▸ The request: Find and copy lines holding "pedido".

— Start Information given —

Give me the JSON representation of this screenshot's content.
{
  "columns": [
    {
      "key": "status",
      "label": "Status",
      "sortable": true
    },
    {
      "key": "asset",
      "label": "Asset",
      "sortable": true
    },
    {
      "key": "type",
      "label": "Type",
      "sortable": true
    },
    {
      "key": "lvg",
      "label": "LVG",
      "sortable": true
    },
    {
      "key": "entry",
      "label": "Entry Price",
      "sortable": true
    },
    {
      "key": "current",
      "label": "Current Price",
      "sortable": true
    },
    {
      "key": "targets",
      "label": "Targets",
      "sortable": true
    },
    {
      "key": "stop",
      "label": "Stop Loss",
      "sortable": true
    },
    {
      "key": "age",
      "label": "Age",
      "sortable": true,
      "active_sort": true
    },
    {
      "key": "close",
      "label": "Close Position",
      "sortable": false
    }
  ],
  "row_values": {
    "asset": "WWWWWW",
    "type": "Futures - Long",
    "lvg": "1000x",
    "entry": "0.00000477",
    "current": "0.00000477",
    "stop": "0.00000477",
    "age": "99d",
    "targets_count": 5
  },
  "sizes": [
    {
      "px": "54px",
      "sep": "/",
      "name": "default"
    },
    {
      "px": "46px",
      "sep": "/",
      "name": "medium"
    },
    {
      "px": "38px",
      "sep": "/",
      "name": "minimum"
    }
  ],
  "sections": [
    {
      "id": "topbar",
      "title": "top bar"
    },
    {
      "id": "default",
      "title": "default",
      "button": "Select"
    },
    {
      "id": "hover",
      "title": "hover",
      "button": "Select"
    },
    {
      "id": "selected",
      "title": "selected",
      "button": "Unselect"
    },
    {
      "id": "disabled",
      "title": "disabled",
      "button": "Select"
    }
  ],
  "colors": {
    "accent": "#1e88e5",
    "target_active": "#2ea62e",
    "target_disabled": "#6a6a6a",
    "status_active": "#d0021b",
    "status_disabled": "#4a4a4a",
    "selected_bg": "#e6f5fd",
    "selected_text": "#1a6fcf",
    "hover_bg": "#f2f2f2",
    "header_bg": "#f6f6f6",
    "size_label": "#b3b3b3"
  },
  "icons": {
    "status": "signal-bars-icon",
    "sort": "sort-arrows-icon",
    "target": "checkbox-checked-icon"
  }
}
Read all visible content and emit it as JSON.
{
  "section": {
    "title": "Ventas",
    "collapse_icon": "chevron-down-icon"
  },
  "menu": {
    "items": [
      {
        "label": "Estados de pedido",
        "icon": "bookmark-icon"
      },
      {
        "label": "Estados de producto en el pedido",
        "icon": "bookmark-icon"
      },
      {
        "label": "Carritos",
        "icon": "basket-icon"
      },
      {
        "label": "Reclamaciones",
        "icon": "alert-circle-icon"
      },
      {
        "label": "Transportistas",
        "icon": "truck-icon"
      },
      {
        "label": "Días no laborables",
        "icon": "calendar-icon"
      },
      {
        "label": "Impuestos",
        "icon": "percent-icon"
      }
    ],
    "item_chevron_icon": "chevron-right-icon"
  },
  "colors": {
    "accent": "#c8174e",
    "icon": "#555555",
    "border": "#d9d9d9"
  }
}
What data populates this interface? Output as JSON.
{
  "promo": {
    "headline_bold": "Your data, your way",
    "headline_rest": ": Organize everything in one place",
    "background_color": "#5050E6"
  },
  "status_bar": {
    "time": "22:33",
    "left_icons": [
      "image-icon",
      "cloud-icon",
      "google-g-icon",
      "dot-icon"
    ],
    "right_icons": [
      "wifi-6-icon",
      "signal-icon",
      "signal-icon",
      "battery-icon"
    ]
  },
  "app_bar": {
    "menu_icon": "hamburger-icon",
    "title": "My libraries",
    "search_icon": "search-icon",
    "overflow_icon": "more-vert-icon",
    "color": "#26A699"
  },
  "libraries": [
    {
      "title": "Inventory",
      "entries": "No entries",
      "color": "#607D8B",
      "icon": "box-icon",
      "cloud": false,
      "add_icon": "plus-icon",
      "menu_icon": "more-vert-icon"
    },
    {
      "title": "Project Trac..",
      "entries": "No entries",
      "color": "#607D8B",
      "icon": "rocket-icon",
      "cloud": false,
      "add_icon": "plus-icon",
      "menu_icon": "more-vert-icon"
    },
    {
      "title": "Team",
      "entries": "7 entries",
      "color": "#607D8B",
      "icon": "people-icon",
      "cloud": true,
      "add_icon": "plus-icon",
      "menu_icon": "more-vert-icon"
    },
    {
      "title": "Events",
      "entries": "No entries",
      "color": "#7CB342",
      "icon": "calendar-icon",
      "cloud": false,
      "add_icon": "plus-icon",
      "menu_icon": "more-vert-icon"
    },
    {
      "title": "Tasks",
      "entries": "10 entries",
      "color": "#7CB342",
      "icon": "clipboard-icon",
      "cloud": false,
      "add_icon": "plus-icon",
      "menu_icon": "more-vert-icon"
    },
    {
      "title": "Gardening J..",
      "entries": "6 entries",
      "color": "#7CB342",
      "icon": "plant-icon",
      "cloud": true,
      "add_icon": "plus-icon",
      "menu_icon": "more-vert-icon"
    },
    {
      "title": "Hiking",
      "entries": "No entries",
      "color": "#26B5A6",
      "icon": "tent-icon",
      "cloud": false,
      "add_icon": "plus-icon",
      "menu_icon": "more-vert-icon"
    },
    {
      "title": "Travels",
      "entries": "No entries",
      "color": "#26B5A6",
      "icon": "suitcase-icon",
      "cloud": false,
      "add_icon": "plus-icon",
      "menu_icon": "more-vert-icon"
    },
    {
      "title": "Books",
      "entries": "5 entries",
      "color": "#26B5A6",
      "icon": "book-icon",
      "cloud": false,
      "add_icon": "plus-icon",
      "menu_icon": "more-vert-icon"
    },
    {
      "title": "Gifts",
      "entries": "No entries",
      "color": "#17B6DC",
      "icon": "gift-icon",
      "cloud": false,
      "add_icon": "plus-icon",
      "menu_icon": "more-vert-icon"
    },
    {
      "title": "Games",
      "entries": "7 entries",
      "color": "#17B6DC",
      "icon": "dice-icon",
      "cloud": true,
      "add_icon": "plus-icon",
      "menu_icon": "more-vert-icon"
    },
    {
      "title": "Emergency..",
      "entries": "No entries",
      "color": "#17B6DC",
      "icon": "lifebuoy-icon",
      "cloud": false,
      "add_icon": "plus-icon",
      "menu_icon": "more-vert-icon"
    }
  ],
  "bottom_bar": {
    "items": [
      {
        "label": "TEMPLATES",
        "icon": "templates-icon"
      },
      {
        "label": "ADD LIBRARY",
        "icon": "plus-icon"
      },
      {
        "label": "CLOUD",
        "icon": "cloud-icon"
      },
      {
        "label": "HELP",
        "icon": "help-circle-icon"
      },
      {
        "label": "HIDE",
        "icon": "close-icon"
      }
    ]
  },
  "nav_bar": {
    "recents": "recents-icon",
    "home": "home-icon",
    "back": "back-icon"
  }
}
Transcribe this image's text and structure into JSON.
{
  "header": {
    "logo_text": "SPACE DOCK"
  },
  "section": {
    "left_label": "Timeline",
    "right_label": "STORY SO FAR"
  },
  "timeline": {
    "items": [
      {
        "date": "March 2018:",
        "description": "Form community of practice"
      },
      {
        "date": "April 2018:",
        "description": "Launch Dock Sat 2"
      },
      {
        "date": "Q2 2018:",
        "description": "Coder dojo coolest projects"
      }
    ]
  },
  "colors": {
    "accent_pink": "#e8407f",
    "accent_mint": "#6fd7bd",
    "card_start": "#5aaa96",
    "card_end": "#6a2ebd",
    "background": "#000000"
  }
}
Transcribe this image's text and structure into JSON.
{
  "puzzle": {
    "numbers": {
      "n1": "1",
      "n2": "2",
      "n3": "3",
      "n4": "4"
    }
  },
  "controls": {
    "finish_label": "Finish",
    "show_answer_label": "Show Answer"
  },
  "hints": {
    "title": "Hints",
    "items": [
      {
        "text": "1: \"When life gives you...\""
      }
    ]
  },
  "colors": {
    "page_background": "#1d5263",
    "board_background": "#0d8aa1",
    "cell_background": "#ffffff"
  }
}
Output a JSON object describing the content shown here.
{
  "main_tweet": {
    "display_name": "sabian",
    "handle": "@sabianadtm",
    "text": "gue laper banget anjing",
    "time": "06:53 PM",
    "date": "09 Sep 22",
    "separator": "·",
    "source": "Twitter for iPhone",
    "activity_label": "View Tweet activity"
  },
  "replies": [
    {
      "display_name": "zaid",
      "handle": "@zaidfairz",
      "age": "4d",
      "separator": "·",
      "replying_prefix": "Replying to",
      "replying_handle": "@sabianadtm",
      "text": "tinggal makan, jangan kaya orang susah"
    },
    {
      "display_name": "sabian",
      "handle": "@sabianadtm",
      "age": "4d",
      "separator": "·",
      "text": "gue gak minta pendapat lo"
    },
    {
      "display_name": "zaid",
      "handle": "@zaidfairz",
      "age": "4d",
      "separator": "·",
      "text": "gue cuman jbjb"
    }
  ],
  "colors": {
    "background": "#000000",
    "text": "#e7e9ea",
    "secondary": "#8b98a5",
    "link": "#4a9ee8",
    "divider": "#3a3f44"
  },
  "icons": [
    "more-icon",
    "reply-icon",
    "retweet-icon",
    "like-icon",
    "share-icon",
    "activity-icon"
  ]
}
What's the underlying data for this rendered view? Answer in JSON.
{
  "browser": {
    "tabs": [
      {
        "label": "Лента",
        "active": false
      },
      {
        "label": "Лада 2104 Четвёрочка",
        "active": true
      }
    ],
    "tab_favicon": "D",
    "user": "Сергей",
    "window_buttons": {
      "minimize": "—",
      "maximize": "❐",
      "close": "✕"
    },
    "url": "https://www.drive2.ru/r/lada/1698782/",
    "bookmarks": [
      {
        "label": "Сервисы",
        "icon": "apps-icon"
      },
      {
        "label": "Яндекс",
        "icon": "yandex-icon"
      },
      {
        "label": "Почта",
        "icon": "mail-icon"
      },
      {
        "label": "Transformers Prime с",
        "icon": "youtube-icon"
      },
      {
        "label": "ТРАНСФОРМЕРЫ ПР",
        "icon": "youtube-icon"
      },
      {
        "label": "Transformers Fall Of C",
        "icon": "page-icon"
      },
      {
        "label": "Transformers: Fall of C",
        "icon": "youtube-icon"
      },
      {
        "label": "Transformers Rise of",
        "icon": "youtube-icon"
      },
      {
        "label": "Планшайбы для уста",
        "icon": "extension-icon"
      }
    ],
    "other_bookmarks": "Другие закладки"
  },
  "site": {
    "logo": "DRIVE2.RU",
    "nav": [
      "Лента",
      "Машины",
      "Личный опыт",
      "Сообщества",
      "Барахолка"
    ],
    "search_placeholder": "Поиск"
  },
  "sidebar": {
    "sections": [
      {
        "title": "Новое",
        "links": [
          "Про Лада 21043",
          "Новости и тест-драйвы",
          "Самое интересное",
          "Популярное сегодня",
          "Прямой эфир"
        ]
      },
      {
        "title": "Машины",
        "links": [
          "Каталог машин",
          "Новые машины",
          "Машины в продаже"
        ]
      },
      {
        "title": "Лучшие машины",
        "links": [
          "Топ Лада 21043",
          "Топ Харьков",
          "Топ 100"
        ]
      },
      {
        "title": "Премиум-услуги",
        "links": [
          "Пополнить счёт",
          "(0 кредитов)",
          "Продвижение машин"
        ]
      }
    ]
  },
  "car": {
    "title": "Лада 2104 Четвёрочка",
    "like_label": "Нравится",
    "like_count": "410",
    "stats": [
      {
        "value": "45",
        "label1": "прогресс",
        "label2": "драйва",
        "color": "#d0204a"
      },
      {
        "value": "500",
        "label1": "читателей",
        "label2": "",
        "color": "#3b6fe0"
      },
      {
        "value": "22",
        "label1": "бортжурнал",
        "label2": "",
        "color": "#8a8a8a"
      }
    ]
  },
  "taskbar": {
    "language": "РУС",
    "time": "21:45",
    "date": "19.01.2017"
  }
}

— End Information given —

▸ Solution for this task:
        "label": "Estados de pedido",
        "label": "Estados de producto en el pedido",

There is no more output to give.